EXERCISE REQUIREMENTS »
From the listing below, pull out all lines with "GBPCAD" in them.

Records from a dataset:
==*==
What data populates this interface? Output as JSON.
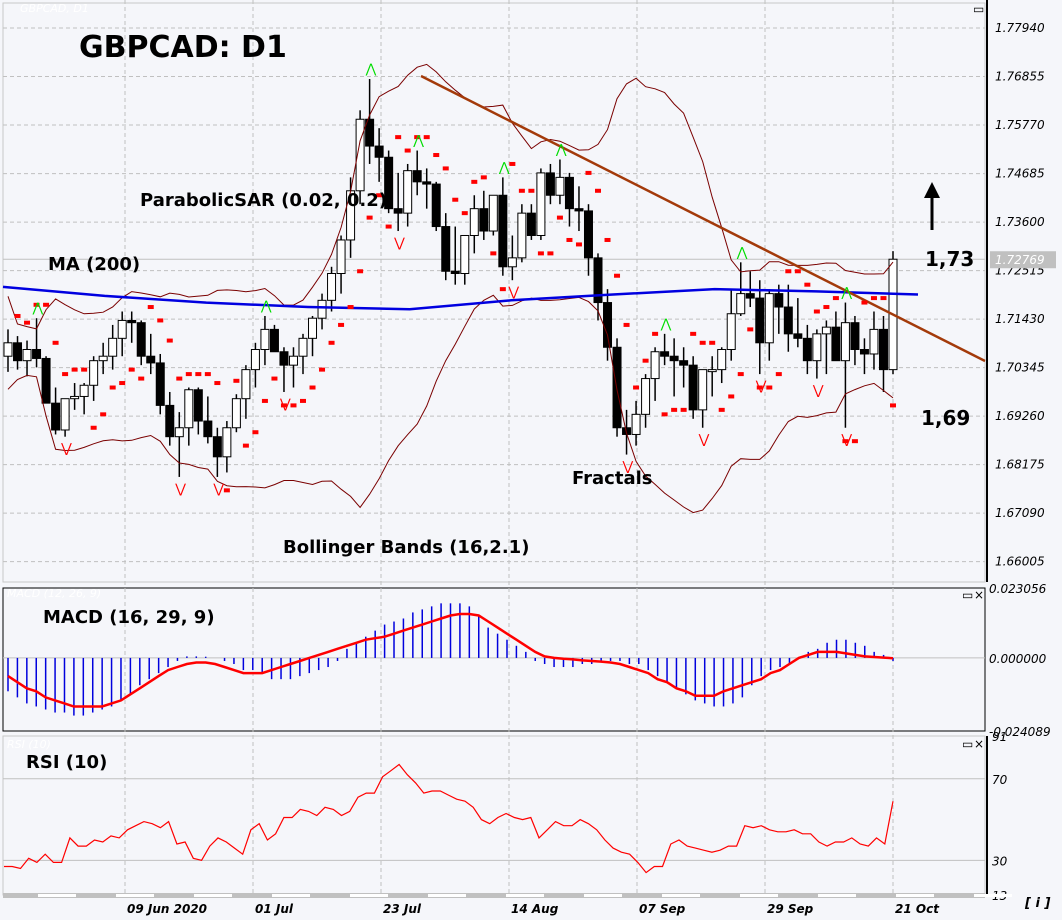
{
  "window": {
    "ghost_title": "GBPCAD, D1",
    "title": "GBPCAD: D1",
    "info_button": "[ i ]",
    "current_price_tag": "1.72769",
    "colors": {
      "background": "#f5f6fa",
      "grid": "#c0c0c0",
      "bull_candle": "#ffffff",
      "bear_candle": "#000000",
      "ma": "#0000e0",
      "bollinger": "#7a0000",
      "trendline": "#a33a0a",
      "sar": "#ff0000",
      "fractal_up": "#00dd00",
      "fractal_down": "#ff0000",
      "macd_hist": "#0000dd",
      "macd_signal": "#ff0000",
      "rsi": "#ff0000"
    }
  },
  "annotations": {
    "parabolic_sar": "ParabolicSAR (0.02, 0.2)",
    "ma": "MA (200)",
    "bollinger": "Bollinger Bands (16,2.1)",
    "fractals": "Fractals",
    "target_up": "1,73",
    "support": "1,69",
    "macd_title": "MACD (16, 29, 9)",
    "macd_ghost": "MACD (12, 26, 9)",
    "rsi_title": "RSI (10)",
    "rsi_ghost": "RSI (10)"
  },
  "chart_data": [
    {
      "type": "candlestick",
      "title": "GBPCAD: D1",
      "pane": "price",
      "y_ticks": [
        "1.77940",
        "1.76855",
        "1.75770",
        "1.74685",
        "1.73600",
        "1.72515",
        "1.71430",
        "1.70345",
        "1.69260",
        "1.68175",
        "1.67090",
        "1.66005"
      ],
      "ylim": [
        1.6555,
        1.785
      ],
      "last_price": 1.72769,
      "x_ticks": [
        "09 Jun 2020",
        "01 Jul",
        "23 Jul",
        "14 Aug",
        "07 Sep",
        "29 Sep",
        "21 Oct"
      ],
      "indicators": [
        "MA (200)",
        "Bollinger Bands (16,2.1)",
        "ParabolicSAR (0.02, 0.2)",
        "Fractals"
      ],
      "levels": {
        "resistance_target": 1.73,
        "support": 1.69
      },
      "ohlc": [
        [
          1.706,
          1.712,
          1.7025,
          1.709
        ],
        [
          1.709,
          1.7105,
          1.703,
          1.705
        ],
        [
          1.705,
          1.7095,
          1.7015,
          1.7075
        ],
        [
          1.7075,
          1.7145,
          1.7035,
          1.7055
        ],
        [
          1.7055,
          1.706,
          1.7,
          1.6955
        ],
        [
          1.6955,
          1.699,
          1.6885,
          1.6895
        ],
        [
          1.6895,
          1.6965,
          1.688,
          1.6965
        ],
        [
          1.6965,
          1.7,
          1.694,
          1.697
        ],
        [
          1.697,
          1.7,
          1.693,
          1.6995
        ],
        [
          1.6995,
          1.706,
          1.696,
          1.705
        ],
        [
          1.705,
          1.709,
          1.702,
          1.706
        ],
        [
          1.706,
          1.713,
          1.703,
          1.71
        ],
        [
          1.71,
          1.716,
          1.706,
          1.714
        ],
        [
          1.714,
          1.716,
          1.709,
          1.7135
        ],
        [
          1.7135,
          1.714,
          1.704,
          1.706
        ],
        [
          1.706,
          1.711,
          1.702,
          1.7045
        ],
        [
          1.7045,
          1.7065,
          1.693,
          1.695
        ],
        [
          1.695,
          1.698,
          1.686,
          1.688
        ],
        [
          1.688,
          1.6935,
          1.679,
          1.69
        ],
        [
          1.69,
          1.699,
          1.686,
          1.6985
        ],
        [
          1.6985,
          1.699,
          1.6885,
          1.6915
        ],
        [
          1.6915,
          1.697,
          1.6865,
          1.688
        ],
        [
          1.688,
          1.69,
          1.679,
          1.6835
        ],
        [
          1.6835,
          1.6915,
          1.68,
          1.69
        ],
        [
          1.69,
          1.6975,
          1.689,
          1.6965
        ],
        [
          1.6965,
          1.704,
          1.692,
          1.703
        ],
        [
          1.703,
          1.709,
          1.699,
          1.7075
        ],
        [
          1.7075,
          1.715,
          1.704,
          1.712
        ],
        [
          1.712,
          1.713,
          1.707,
          1.707
        ],
        [
          1.707,
          1.708,
          1.698,
          1.704
        ],
        [
          1.704,
          1.708,
          1.699,
          1.706
        ],
        [
          1.706,
          1.711,
          1.702,
          1.71
        ],
        [
          1.71,
          1.715,
          1.706,
          1.7145
        ],
        [
          1.7145,
          1.72,
          1.712,
          1.7185
        ],
        [
          1.7185,
          1.726,
          1.716,
          1.7245
        ],
        [
          1.7245,
          1.733,
          1.72,
          1.732
        ],
        [
          1.732,
          1.746,
          1.728,
          1.743
        ],
        [
          1.743,
          1.761,
          1.74,
          1.759
        ],
        [
          1.759,
          1.768,
          1.749,
          1.753
        ],
        [
          1.753,
          1.757,
          1.745,
          1.7505
        ],
        [
          1.7505,
          1.752,
          1.738,
          1.739
        ],
        [
          1.739,
          1.747,
          1.734,
          1.738
        ],
        [
          1.738,
          1.749,
          1.735,
          1.7475
        ],
        [
          1.7475,
          1.752,
          1.742,
          1.745
        ],
        [
          1.745,
          1.748,
          1.739,
          1.7445
        ],
        [
          1.7445,
          1.745,
          1.734,
          1.735
        ],
        [
          1.735,
          1.738,
          1.723,
          1.725
        ],
        [
          1.725,
          1.735,
          1.722,
          1.7245
        ],
        [
          1.7245,
          1.733,
          1.722,
          1.733
        ],
        [
          1.733,
          1.742,
          1.729,
          1.739
        ],
        [
          1.739,
          1.743,
          1.732,
          1.734
        ],
        [
          1.734,
          1.742,
          1.733,
          1.742
        ],
        [
          1.742,
          1.746,
          1.724,
          1.726
        ],
        [
          1.726,
          1.733,
          1.723,
          1.728
        ],
        [
          1.728,
          1.74,
          1.727,
          1.738
        ],
        [
          1.738,
          1.74,
          1.732,
          1.733
        ],
        [
          1.733,
          1.748,
          1.732,
          1.747
        ],
        [
          1.747,
          1.749,
          1.74,
          1.742
        ],
        [
          1.742,
          1.75,
          1.74,
          1.746
        ],
        [
          1.746,
          1.747,
          1.735,
          1.739
        ],
        [
          1.739,
          1.744,
          1.734,
          1.7385
        ],
        [
          1.7385,
          1.74,
          1.724,
          1.728
        ],
        [
          1.728,
          1.729,
          1.714,
          1.718
        ],
        [
          1.718,
          1.721,
          1.705,
          1.708
        ],
        [
          1.708,
          1.71,
          1.688,
          1.69
        ],
        [
          1.69,
          1.694,
          1.684,
          1.6885
        ],
        [
          1.6885,
          1.696,
          1.686,
          1.693
        ],
        [
          1.693,
          1.702,
          1.69,
          1.701
        ],
        [
          1.701,
          1.708,
          1.696,
          1.707
        ],
        [
          1.707,
          1.711,
          1.704,
          1.706
        ],
        [
          1.706,
          1.71,
          1.697,
          1.705
        ],
        [
          1.705,
          1.708,
          1.699,
          1.704
        ],
        [
          1.704,
          1.706,
          1.692,
          1.694
        ],
        [
          1.694,
          1.702,
          1.69,
          1.703
        ],
        [
          1.703,
          1.706,
          1.697,
          1.703
        ],
        [
          1.703,
          1.708,
          1.7,
          1.7075
        ],
        [
          1.7075,
          1.721,
          1.705,
          1.7155
        ],
        [
          1.7155,
          1.727,
          1.715,
          1.72
        ],
        [
          1.72,
          1.725,
          1.717,
          1.719
        ],
        [
          1.719,
          1.723,
          1.702,
          1.709
        ],
        [
          1.709,
          1.721,
          1.705,
          1.72
        ],
        [
          1.72,
          1.722,
          1.711,
          1.717
        ],
        [
          1.717,
          1.722,
          1.707,
          1.711
        ],
        [
          1.711,
          1.719,
          1.708,
          1.71
        ],
        [
          1.71,
          1.713,
          1.702,
          1.705
        ],
        [
          1.705,
          1.712,
          1.701,
          1.711
        ],
        [
          1.711,
          1.714,
          1.702,
          1.7125
        ],
        [
          1.7125,
          1.716,
          1.705,
          1.705
        ],
        [
          1.705,
          1.718,
          1.69,
          1.7135
        ],
        [
          1.7135,
          1.715,
          1.704,
          1.7075
        ],
        [
          1.7075,
          1.71,
          1.702,
          1.7065
        ],
        [
          1.7065,
          1.716,
          1.703,
          1.712
        ],
        [
          1.712,
          1.715,
          1.698,
          1.703
        ],
        [
          1.703,
          1.7295,
          1.702,
          1.72769
        ]
      ],
      "ma200": [
        1.7215,
        1.7195,
        1.718,
        1.717,
        1.7165,
        1.7185,
        1.7198,
        1.721,
        1.7205,
        1.7198
      ],
      "trendline": {
        "from": [
          1.768,
          "~23 Jul"
        ],
        "to": [
          1.705,
          "right edge"
        ]
      },
      "fractal_labels": "green arrows above highs, red arrows below lows"
    },
    {
      "type": "bar+line",
      "pane": "macd",
      "title": "MACD (16, 29, 9)",
      "y_ticks": [
        "0.023056",
        "0.000000",
        "-0.024089"
      ],
      "ylim": [
        -0.024089,
        0.023056
      ],
      "histogram": [
        -0.011,
        -0.013,
        -0.015,
        -0.016,
        -0.017,
        -0.018,
        -0.018,
        -0.019,
        -0.019,
        -0.018,
        -0.017,
        -0.016,
        -0.014,
        -0.012,
        -0.009,
        -0.007,
        -0.005,
        -0.003,
        -0.001,
        0.0005,
        0.0005,
        0.0004,
        0.0,
        -0.001,
        -0.002,
        -0.004,
        -0.004,
        -0.005,
        -0.007,
        -0.007,
        -0.007,
        -0.006,
        -0.005,
        -0.004,
        -0.003,
        -0.001,
        0.003,
        0.005,
        0.007,
        0.009,
        0.011,
        0.012,
        0.013,
        0.015,
        0.016,
        0.017,
        0.018,
        0.018,
        0.018,
        0.017,
        0.014,
        0.01,
        0.008,
        0.006,
        0.004,
        0.002,
        -0.001,
        -0.002,
        -0.003,
        -0.003,
        -0.003,
        -0.002,
        -0.002,
        -0.001,
        -0.001,
        -0.001,
        -0.002,
        -0.002,
        -0.004,
        -0.006,
        -0.008,
        -0.01,
        -0.012,
        -0.014,
        -0.015,
        -0.016,
        -0.016,
        -0.015,
        -0.013,
        -0.009,
        -0.006,
        -0.004,
        -0.003,
        -0.002,
        0.0,
        0.002,
        0.003,
        0.005,
        0.006,
        0.006,
        0.005,
        0.004,
        0.002,
        0.001,
        -0.001
      ],
      "signal": [
        -0.006,
        -0.008,
        -0.01,
        -0.011,
        -0.013,
        -0.014,
        -0.015,
        -0.016,
        -0.016,
        -0.016,
        -0.016,
        -0.015,
        -0.014,
        -0.012,
        -0.01,
        -0.008,
        -0.006,
        -0.004,
        -0.003,
        -0.002,
        -0.0015,
        -0.0015,
        -0.002,
        -0.003,
        -0.004,
        -0.005,
        -0.005,
        -0.005,
        -0.004,
        -0.003,
        -0.002,
        -0.001,
        0.0,
        0.001,
        0.002,
        0.003,
        0.004,
        0.005,
        0.006,
        0.0065,
        0.007,
        0.008,
        0.009,
        0.01,
        0.011,
        0.012,
        0.013,
        0.014,
        0.0145,
        0.0145,
        0.014,
        0.012,
        0.01,
        0.008,
        0.006,
        0.004,
        0.002,
        0.0005,
        0.0,
        -0.0003,
        -0.0005,
        -0.0008,
        -0.001,
        -0.0012,
        -0.0015,
        -0.002,
        -0.003,
        -0.004,
        -0.005,
        -0.007,
        -0.008,
        -0.01,
        -0.011,
        -0.0125,
        -0.0125,
        -0.0125,
        -0.011,
        -0.01,
        -0.009,
        -0.008,
        -0.007,
        -0.005,
        -0.004,
        -0.002,
        0.0,
        0.001,
        0.002,
        0.002,
        0.002,
        0.0015,
        0.001,
        0.0005,
        0.0003,
        0.0001,
        -0.0001
      ]
    },
    {
      "type": "line",
      "pane": "rsi",
      "title": "RSI (10)",
      "y_ticks": [
        "91",
        "70",
        "30",
        "13"
      ],
      "ylim": [
        13,
        91
      ],
      "levels": [
        70,
        30
      ],
      "values": [
        27,
        27,
        26,
        31,
        29,
        33,
        29,
        29,
        41,
        37,
        37,
        40,
        39,
        42,
        41,
        45,
        47,
        49,
        48,
        46,
        49,
        38,
        39,
        31,
        30,
        37,
        41,
        39,
        36,
        33,
        45,
        48,
        40,
        43,
        51,
        51,
        55,
        54,
        52,
        56,
        55,
        52,
        54,
        61,
        63,
        63,
        71,
        74,
        77,
        72,
        68,
        63,
        64,
        64,
        62,
        60,
        59,
        56,
        50,
        48,
        51,
        53,
        51,
        50,
        51,
        41,
        45,
        49,
        47,
        47,
        50,
        48,
        45,
        40,
        36,
        34,
        33,
        29,
        24,
        27,
        27,
        38,
        40,
        37,
        36,
        35,
        34,
        35,
        37,
        37,
        47,
        46,
        47,
        45,
        44,
        44,
        45,
        43,
        43,
        39,
        37,
        39,
        39,
        41,
        38,
        37,
        41,
        38,
        59
      ]
    }
  ]
}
==*==
ANSWER TO THIS TASK »
    "ghost_title": "GBPCAD, D1",
    "title": "GBPCAD: D1",
      "title": "GBPCAD: D1",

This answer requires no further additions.